BEGIN Records to process
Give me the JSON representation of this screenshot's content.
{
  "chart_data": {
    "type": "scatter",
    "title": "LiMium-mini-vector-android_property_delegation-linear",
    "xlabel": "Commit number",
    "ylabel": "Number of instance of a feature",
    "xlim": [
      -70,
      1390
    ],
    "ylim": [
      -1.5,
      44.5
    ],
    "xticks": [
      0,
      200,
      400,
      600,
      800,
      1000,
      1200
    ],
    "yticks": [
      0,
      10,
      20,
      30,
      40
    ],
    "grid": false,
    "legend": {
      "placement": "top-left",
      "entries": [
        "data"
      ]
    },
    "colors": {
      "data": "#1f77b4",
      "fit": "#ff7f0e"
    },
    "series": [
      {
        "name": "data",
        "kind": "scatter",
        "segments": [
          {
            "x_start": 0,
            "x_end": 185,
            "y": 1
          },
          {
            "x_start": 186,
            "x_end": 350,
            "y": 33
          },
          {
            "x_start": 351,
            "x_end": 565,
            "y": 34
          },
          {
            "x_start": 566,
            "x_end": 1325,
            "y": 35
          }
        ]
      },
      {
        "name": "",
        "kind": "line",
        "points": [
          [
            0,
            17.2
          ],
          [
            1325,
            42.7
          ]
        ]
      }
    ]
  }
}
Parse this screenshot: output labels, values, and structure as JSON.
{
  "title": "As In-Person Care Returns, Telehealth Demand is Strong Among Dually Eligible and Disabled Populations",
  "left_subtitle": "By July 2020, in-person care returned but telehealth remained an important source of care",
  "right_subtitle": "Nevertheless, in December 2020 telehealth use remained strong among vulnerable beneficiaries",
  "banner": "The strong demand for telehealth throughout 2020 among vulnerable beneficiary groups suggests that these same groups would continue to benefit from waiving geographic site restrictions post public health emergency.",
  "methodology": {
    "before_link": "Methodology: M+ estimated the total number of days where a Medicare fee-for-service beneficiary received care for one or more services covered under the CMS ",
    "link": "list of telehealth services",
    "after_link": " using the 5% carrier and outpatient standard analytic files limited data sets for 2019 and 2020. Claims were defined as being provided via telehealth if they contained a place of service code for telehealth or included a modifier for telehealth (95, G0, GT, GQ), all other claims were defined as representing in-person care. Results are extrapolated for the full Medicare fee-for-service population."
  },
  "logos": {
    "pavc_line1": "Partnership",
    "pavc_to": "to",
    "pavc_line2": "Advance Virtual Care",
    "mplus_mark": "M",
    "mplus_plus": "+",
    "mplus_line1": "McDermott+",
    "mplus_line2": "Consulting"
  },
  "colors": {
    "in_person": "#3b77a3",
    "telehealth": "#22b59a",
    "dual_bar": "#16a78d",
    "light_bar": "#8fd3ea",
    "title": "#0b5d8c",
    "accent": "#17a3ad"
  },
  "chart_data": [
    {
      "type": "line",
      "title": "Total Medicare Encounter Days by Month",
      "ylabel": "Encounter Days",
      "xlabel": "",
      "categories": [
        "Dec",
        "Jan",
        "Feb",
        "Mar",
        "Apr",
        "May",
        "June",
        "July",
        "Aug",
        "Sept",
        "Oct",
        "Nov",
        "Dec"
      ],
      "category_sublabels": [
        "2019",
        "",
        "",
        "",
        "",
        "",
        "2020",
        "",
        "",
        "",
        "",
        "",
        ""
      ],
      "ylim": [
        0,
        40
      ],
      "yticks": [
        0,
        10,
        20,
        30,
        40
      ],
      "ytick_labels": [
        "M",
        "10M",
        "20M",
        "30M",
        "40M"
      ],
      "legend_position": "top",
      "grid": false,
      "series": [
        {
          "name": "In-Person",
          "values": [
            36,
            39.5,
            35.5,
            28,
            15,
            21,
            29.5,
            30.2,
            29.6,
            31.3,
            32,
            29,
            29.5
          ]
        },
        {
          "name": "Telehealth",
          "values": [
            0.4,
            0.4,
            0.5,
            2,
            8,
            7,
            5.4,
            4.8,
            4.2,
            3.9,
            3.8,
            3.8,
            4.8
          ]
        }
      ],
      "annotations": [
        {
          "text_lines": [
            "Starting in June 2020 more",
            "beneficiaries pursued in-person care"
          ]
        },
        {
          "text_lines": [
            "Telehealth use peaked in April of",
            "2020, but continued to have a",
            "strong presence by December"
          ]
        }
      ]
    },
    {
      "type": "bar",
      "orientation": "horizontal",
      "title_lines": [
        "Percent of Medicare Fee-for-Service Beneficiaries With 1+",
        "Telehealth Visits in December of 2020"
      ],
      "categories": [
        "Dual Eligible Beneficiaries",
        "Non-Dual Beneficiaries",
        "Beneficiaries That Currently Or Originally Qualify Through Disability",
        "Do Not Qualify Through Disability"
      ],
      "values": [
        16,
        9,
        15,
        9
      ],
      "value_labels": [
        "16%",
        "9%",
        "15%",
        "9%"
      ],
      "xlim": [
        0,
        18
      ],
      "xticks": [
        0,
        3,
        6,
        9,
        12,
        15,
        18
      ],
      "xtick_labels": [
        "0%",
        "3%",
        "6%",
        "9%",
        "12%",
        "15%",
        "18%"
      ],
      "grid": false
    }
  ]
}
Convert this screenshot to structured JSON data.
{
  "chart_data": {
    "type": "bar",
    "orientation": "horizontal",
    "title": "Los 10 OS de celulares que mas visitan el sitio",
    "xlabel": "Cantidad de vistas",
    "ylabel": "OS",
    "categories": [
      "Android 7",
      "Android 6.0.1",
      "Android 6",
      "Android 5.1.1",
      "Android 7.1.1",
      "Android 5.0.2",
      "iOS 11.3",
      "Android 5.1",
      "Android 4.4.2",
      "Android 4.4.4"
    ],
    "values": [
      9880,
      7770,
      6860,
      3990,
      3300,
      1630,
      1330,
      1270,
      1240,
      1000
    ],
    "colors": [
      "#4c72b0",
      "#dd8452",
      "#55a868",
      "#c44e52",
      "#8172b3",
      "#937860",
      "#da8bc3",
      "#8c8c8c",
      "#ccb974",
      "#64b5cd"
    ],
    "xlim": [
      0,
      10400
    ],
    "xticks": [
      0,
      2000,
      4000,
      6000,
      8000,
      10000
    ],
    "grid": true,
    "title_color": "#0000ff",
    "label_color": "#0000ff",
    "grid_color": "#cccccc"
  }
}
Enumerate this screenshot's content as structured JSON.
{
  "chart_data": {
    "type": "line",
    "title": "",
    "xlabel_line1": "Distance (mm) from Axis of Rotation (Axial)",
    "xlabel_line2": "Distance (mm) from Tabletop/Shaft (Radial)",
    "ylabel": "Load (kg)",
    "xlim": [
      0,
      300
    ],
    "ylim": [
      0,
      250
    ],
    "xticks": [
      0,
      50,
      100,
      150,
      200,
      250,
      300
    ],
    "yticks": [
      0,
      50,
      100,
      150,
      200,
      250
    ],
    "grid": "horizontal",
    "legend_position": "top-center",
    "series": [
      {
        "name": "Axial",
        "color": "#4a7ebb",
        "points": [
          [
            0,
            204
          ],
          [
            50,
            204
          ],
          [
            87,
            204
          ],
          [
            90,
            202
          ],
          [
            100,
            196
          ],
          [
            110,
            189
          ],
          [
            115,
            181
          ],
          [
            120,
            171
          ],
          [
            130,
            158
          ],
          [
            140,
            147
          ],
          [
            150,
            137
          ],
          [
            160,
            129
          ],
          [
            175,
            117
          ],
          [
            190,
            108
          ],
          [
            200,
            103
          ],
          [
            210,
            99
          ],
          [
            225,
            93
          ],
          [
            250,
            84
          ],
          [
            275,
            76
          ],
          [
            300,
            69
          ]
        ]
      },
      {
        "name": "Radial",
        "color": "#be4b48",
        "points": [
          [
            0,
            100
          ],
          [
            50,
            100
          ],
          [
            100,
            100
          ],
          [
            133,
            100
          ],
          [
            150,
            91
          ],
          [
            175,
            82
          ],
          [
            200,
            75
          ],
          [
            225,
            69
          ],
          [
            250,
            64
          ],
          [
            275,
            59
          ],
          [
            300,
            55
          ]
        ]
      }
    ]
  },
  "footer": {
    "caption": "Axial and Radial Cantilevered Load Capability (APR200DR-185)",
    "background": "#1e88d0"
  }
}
END Records to process
Work required — Each line in the listing above that contains "beneficiary" should be copied.

Exercise solution —
  "banner": "The strong demand for telehealth throughout 2020 among vulnerable beneficiary groups suggests that these same groups would continue to benefit from waiving geographic site restrictions post public health emergency.",
    "before_link": "Methodology: M+ estimated the total number of days where a Medicare fee-for-service beneficiary received care for one or more services covered under the CMS ",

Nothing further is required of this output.